Excerpts from a figure dataset
>>>>>
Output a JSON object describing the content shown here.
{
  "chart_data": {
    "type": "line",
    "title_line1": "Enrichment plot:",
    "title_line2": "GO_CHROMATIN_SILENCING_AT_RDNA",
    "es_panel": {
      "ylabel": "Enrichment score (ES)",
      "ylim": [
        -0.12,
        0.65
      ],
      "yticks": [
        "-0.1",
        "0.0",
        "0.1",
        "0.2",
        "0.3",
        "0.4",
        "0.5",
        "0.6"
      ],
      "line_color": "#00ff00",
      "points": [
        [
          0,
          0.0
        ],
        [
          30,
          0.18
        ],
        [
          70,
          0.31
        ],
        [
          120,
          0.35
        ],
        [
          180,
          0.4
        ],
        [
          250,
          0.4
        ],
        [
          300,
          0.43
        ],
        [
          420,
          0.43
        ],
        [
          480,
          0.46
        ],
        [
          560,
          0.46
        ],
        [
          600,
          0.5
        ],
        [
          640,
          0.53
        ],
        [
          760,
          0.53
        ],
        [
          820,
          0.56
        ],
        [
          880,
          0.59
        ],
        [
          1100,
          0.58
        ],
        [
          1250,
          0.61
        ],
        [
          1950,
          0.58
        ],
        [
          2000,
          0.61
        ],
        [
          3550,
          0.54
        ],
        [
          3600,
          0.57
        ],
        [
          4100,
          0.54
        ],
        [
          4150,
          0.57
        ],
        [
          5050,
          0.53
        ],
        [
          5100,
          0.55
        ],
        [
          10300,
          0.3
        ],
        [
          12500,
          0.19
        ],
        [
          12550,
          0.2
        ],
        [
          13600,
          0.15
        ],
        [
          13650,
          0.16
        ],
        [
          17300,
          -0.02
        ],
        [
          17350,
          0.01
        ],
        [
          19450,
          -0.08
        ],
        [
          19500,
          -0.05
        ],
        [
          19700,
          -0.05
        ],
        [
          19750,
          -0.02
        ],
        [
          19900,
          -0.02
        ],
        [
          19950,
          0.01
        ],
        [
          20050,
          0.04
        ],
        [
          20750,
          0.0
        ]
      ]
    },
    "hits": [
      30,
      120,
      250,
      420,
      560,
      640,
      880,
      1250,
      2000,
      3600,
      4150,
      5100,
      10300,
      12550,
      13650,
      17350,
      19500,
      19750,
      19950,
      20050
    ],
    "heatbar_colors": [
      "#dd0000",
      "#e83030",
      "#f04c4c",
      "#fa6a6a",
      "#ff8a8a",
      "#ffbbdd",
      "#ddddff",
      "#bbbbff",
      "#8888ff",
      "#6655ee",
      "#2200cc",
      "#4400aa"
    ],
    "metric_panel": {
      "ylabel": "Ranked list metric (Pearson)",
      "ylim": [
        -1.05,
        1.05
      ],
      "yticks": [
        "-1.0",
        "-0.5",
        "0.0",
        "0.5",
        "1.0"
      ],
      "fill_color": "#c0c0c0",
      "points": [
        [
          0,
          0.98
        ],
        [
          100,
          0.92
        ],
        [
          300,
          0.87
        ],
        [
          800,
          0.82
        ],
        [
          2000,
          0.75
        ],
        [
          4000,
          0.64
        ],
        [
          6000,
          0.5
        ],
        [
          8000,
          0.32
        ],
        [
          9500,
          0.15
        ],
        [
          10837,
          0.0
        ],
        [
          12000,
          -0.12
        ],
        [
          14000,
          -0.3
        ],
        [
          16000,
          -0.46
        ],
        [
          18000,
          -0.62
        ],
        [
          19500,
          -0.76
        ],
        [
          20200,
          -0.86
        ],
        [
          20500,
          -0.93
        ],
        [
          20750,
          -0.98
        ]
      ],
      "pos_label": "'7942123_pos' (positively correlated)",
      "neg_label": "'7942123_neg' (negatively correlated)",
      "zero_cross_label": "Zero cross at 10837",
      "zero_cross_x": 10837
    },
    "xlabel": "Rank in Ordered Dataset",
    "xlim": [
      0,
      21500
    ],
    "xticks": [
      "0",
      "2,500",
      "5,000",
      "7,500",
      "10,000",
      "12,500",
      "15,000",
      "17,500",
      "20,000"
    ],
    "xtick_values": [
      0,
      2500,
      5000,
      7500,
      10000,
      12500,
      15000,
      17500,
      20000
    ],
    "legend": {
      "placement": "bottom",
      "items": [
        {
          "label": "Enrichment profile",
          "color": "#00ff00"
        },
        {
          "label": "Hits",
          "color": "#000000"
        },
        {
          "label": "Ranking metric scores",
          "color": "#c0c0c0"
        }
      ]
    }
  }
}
<<<<<
* [Problem to solve] Repeat each record in full; every line must match exactly.

* [Exercise result]
Output a JSON object describing the content shown here.
{
  "chart_data": {
    "type": "line",
    "title_line1": "Enrichment plot:",
    "title_line2": "GO_CHROMATIN_SILENCING_AT_RDNA",
    "es_panel": {
      "ylabel": "Enrichment score (ES)",
      "ylim": [
        -0.12,
        0.65
      ],
      "yticks": [
        "-0.1",
        "0.0",
        "0.1",
        "0.2",
        "0.3",
        "0.4",
        "0.5",
        "0.6"
      ],
      "line_color": "#00ff00",
      "points": [
        [
          0,
          0.0
        ],
        [
          30,
          0.18
        ],
        [
          70,
          0.31
        ],
        [
          120,
          0.35
        ],
        [
          180,
          0.4
        ],
        [
          250,
          0.4
        ],
        [
          300,
          0.43
        ],
        [
          420,
          0.43
        ],
        [
          480,
          0.46
        ],
        [
          560,
          0.46
        ],
        [
          600,
          0.5
        ],
        [
          640,
          0.53
        ],
        [
          760,
          0.53
        ],
        [
          820,
          0.56
        ],
        [
          880,
          0.59
        ],
        [
          1100,
          0.58
        ],
        [
          1250,
          0.61
        ],
        [
          1950,
          0.58
        ],
        [
          2000,
          0.61
        ],
        [
          3550,
          0.54
        ],
        [
          3600,
          0.57
        ],
        [
          4100,
          0.54
        ],
        [
          4150,
          0.57
        ],
        [
          5050,
          0.53
        ],
        [
          5100,
          0.55
        ],
        [
          10300,
          0.3
        ],
        [
          12500,
          0.19
        ],
        [
          12550,
          0.2
        ],
        [
          13600,
          0.15
        ],
        [
          13650,
          0.16
        ],
        [
          17300,
          -0.02
        ],
        [
          17350,
          0.01
        ],
        [
          19450,
          -0.08
        ],
        [
          19500,
          -0.05
        ],
        [
          19700,
          -0.05
        ],
        [
          19750,
          -0.02
        ],
        [
          19900,
          -0.02
        ],
        [
          19950,
          0.01
        ],
        [
          20050,
          0.04
        ],
        [
          20750,
          0.0
        ]
      ]
    },
    "hits": [
      30,
      120,
      250,
      420,
      560,
      640,
      880,
      1250,
      2000,
      3600,
      4150,
      5100,
      10300,
      12550,
      13650,
      17350,
      19500,
      19750,
      19950,
      20050
    ],
    "heatbar_colors": [
      "#dd0000",
      "#e83030",
      "#f04c4c",
      "#fa6a6a",
      "#ff8a8a",
      "#ffbbdd",
      "#ddddff",
      "#bbbbff",
      "#8888ff",
      "#6655ee",
      "#2200cc",
      "#4400aa"
    ],
    "metric_panel": {
      "ylabel": "Ranked list metric (Pearson)",
      "ylim": [
        -1.05,
        1.05
      ],
      "yticks": [
        "-1.0",
        "-0.5",
        "0.0",
        "0.5",
        "1.0"
      ],
      "fill_color": "#c0c0c0",
      "points": [
        [
          0,
          0.98
        ],
        [
          100,
          0.92
        ],
        [
          300,
          0.87
        ],
        [
          800,
          0.82
        ],
        [
          2000,
          0.75
        ],
        [
          4000,
          0.64
        ],
        [
          6000,
          0.5
        ],
        [
          8000,
          0.32
        ],
        [
          9500,
          0.15
        ],
        [
          10837,
          0.0
        ],
        [
          12000,
          -0.12
        ],
        [
          14000,
          -0.3
        ],
        [
          16000,
          -0.46
        ],
        [
          18000,
          -0.62
        ],
        [
          19500,
          -0.76
        ],
        [
          20200,
          -0.86
        ],
        [
          20500,
          -0.93
        ],
        [
          20750,
          -0.98
        ]
      ],
      "pos_label": "'7942123_pos' (positively correlated)",
      "neg_label": "'7942123_neg' (negatively correlated)",
      "zero_cross_label": "Zero cross at 10837",
      "zero_cross_x": 10837
    },
    "xlabel": "Rank in Ordered Dataset",
    "xlim": [
      0,
      21500
    ],
    "xticks": [
      "0",
      "2,500",
      "5,000",
      "7,500",
      "10,000",
      "12,500",
      "15,000",
      "17,500",
      "20,000"
    ],
    "xtick_values": [
      0,
      2500,
      5000,
      7500,
      10000,
      12500,
      15000,
      17500,
      20000
    ],
    "legend": {
      "placement": "bottom",
      "items": [
        {
          "label": "Enrichment profile",
          "color": "#00ff00"
        },
        {
          "label": "Hits",
          "color": "#000000"
        },
        {
          "label": "Ranking metric scores",
          "color": "#c0c0c0"
        }
      ]
    }
  }
}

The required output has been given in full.